(GIVEN PROBLEM):
Reproduce the records below in their entirety, character for character.
----- DATA TO PROCESS -----
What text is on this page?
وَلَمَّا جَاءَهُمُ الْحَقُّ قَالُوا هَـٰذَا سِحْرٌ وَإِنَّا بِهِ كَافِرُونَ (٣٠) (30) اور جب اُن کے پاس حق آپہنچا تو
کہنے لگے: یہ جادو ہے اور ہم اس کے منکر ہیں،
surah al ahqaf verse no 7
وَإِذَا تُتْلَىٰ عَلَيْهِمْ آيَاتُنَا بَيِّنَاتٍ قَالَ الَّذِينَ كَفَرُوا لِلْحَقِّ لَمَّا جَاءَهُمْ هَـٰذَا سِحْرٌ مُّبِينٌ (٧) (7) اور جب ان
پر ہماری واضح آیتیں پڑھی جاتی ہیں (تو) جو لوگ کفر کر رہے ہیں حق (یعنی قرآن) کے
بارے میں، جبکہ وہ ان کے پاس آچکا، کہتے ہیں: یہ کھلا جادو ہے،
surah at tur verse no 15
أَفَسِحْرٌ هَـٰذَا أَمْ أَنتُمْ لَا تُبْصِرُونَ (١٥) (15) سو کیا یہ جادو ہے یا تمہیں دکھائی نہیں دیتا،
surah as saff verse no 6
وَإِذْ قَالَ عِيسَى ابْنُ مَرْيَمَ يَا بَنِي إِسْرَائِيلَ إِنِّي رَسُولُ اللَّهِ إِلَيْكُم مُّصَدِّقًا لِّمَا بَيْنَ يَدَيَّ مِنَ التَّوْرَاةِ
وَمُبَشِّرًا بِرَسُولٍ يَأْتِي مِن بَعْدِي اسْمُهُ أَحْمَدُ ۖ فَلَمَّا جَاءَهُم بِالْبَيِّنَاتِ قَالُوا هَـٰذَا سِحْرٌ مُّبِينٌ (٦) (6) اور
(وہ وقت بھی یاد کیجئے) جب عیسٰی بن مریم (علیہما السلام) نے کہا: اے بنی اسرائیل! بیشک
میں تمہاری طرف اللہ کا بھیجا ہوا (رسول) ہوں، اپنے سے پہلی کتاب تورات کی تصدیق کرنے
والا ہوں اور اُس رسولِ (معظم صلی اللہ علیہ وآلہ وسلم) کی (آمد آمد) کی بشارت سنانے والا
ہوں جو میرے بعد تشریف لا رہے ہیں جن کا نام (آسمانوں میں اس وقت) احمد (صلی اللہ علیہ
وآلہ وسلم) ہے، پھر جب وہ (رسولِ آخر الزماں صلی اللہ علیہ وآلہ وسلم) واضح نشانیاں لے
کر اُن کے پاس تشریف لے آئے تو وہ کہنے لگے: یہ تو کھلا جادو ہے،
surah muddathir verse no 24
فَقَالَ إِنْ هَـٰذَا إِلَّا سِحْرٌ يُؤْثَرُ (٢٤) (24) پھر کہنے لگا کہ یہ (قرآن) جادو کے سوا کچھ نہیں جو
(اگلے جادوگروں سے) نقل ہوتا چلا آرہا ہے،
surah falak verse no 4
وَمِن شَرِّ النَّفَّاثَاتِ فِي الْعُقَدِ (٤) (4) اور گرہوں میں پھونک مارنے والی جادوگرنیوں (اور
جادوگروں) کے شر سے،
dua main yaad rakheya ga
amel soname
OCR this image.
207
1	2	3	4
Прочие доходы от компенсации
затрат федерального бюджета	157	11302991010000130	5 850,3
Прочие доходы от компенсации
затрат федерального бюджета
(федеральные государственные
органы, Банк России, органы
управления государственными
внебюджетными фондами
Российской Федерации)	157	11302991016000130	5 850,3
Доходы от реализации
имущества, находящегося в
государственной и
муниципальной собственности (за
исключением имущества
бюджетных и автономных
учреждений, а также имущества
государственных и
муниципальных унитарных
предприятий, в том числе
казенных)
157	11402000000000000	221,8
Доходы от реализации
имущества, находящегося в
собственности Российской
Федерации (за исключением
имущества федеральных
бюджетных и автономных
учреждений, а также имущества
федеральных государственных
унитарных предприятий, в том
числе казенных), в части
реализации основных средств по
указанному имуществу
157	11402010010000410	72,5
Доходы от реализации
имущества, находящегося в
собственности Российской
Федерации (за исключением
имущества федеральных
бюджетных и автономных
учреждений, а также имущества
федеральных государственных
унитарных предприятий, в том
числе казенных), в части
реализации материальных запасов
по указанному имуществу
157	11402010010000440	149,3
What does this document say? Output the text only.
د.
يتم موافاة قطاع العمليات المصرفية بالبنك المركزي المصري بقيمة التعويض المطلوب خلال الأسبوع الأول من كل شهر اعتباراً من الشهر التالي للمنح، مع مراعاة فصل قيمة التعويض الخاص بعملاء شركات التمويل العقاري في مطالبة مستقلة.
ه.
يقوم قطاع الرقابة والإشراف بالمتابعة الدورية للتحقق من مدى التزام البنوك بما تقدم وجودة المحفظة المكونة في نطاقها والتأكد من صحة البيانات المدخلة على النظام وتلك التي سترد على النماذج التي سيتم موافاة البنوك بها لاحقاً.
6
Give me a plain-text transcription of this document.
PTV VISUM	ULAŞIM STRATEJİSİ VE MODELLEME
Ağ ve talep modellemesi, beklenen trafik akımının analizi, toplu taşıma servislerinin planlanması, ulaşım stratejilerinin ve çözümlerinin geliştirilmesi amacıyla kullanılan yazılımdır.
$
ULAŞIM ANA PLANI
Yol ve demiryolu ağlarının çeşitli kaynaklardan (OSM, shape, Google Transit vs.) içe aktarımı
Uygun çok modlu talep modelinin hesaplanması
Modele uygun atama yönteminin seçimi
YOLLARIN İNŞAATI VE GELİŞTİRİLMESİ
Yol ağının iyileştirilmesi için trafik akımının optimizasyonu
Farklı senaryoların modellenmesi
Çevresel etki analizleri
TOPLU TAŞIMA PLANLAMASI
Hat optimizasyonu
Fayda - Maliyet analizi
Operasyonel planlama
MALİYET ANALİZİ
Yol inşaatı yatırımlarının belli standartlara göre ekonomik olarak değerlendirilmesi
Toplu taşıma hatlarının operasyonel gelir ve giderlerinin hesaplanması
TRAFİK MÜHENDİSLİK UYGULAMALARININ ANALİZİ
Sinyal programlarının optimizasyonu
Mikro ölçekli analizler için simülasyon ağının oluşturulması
-----
(EXPECTED ANSWER):
What text is on this page?
وَلَمَّا جَاءَهُمُ الْحَقُّ قَالُوا هَـٰذَا سِحْرٌ وَإِنَّا بِهِ كَافِرُونَ (٣٠) (30) اور جب اُن کے پاس حق آپہنچا تو
کہنے لگے: یہ جادو ہے اور ہم اس کے منکر ہیں،
surah al ahqaf verse no 7
وَإِذَا تُتْلَىٰ عَلَيْهِمْ آيَاتُنَا بَيِّنَاتٍ قَالَ الَّذِينَ كَفَرُوا لِلْحَقِّ لَمَّا جَاءَهُمْ هَـٰذَا سِحْرٌ مُّبِينٌ (٧) (7) اور جب ان
پر ہماری واضح آیتیں پڑھی جاتی ہیں (تو) جو لوگ کفر کر رہے ہیں حق (یعنی قرآن) کے
بارے میں، جبکہ وہ ان کے پاس آچکا، کہتے ہیں: یہ کھلا جادو ہے،
surah at tur verse no 15
أَفَسِحْرٌ هَـٰذَا أَمْ أَنتُمْ لَا تُبْصِرُونَ (١٥) (15) سو کیا یہ جادو ہے یا تمہیں دکھائی نہیں دیتا،
surah as saff verse no 6
وَإِذْ قَالَ عِيسَى ابْنُ مَرْيَمَ يَا بَنِي إِسْرَائِيلَ إِنِّي رَسُولُ اللَّهِ إِلَيْكُم مُّصَدِّقًا لِّمَا بَيْنَ يَدَيَّ مِنَ التَّوْرَاةِ
وَمُبَشِّرًا بِرَسُولٍ يَأْتِي مِن بَعْدِي اسْمُهُ أَحْمَدُ ۖ فَلَمَّا جَاءَهُم بِالْبَيِّنَاتِ قَالُوا هَـٰذَا سِحْرٌ مُّبِينٌ (٦) (6) اور
(وہ وقت بھی یاد کیجئے) جب عیسٰی بن مریم (علیہما السلام) نے کہا: اے بنی اسرائیل! بیشک
میں تمہاری طرف اللہ کا بھیجا ہوا (رسول) ہوں، اپنے سے پہلی کتاب تورات کی تصدیق کرنے
والا ہوں اور اُس رسولِ (معظم صلی اللہ علیہ وآلہ وسلم) کی (آمد آمد) کی بشارت سنانے والا
ہوں جو میرے بعد تشریف لا رہے ہیں جن کا نام (آسمانوں میں اس وقت) احمد (صلی اللہ علیہ
وآلہ وسلم) ہے، پھر جب وہ (رسولِ آخر الزماں صلی اللہ علیہ وآلہ وسلم) واضح نشانیاں لے
کر اُن کے پاس تشریف لے آئے تو وہ کہنے لگے: یہ تو کھلا جادو ہے،
surah muddathir verse no 24
فَقَالَ إِنْ هَـٰذَا إِلَّا سِحْرٌ يُؤْثَرُ (٢٤) (24) پھر کہنے لگا کہ یہ (قرآن) جادو کے سوا کچھ نہیں جو
(اگلے جادوگروں سے) نقل ہوتا چلا آرہا ہے،
surah falak verse no 4
وَمِن شَرِّ النَّفَّاثَاتِ فِي الْعُقَدِ (٤) (4) اور گرہوں میں پھونک مارنے والی جادوگرنیوں (اور
جادوگروں) کے شر سے،
dua main yaad rakheya ga
amel soname
OCR this image.
207
1	2	3	4
Прочие доходы от компенсации
затрат федерального бюджета	157	11302991010000130	5 850,3
Прочие доходы от компенсации
затрат федерального бюджета
(федеральные государственные
органы, Банк России, органы
управления государственными
внебюджетными фондами
Российской Федерации)	157	11302991016000130	5 850,3
Доходы от реализации
имущества, находящегося в
государственной и
муниципальной собственности (за
исключением имущества
бюджетных и автономных
учреждений, а также имущества
государственных и
муниципальных унитарных
предприятий, в том числе
казенных)
157	11402000000000000	221,8
Доходы от реализации
имущества, находящегося в
собственности Российской
Федерации (за исключением
имущества федеральных
бюджетных и автономных
учреждений, а также имущества
федеральных государственных
унитарных предприятий, в том
числе казенных), в части
реализации основных средств по
указанному имуществу
157	11402010010000410	72,5
Доходы от реализации
имущества, находящегося в
собственности Российской
Федерации (за исключением
имущества федеральных
бюджетных и автономных
учреждений, а также имущества
федеральных государственных
унитарных предприятий, в том
числе казенных), в части
реализации материальных запасов
по указанному имуществу
157	11402010010000440	149,3
What does this document say? Output the text only.
د.
يتم موافاة قطاع العمليات المصرفية بالبنك المركزي المصري بقيمة التعويض المطلوب خلال الأسبوع الأول من كل شهر اعتباراً من الشهر التالي للمنح، مع مراعاة فصل قيمة التعويض الخاص بعملاء شركات التمويل العقاري في مطالبة مستقلة.
ه.
يقوم قطاع الرقابة والإشراف بالمتابعة الدورية للتحقق من مدى التزام البنوك بما تقدم وجودة المحفظة المكونة في نطاقها والتأكد من صحة البيانات المدخلة على النظام وتلك التي سترد على النماذج التي سيتم موافاة البنوك بها لاحقاً.
6
Give me a plain-text transcription of this document.
PTV VISUM	ULAŞIM STRATEJİSİ VE MODELLEME
Ağ ve talep modellemesi, beklenen trafik akımının analizi, toplu taşıma servislerinin planlanması, ulaşım stratejilerinin ve çözümlerinin geliştirilmesi amacıyla kullanılan yazılımdır.
$
ULAŞIM ANA PLANI
Yol ve demiryolu ağlarının çeşitli kaynaklardan (OSM, shape, Google Transit vs.) içe aktarımı
Uygun çok modlu talep modelinin hesaplanması
Modele uygun atama yönteminin seçimi
YOLLARIN İNŞAATI VE GELİŞTİRİLMESİ
Yol ağının iyileştirilmesi için trafik akımının optimizasyonu
Farklı senaryoların modellenmesi
Çevresel etki analizleri
TOPLU TAŞIMA PLANLAMASI
Hat optimizasyonu
Fayda - Maliyet analizi
Operasyonel planlama
MALİYET ANALİZİ
Yol inşaatı yatırımlarının belli standartlara göre ekonomik olarak değerlendirilmesi
Toplu taşıma hatlarının operasyonel gelir ve giderlerinin hesaplanması
TRAFİK MÜHENDİSLİK UYGULAMALARININ ANALİZİ
Sinyal programlarının optimizasyonu
Mikro ölçekli analizler için simülasyon ağının oluşturulması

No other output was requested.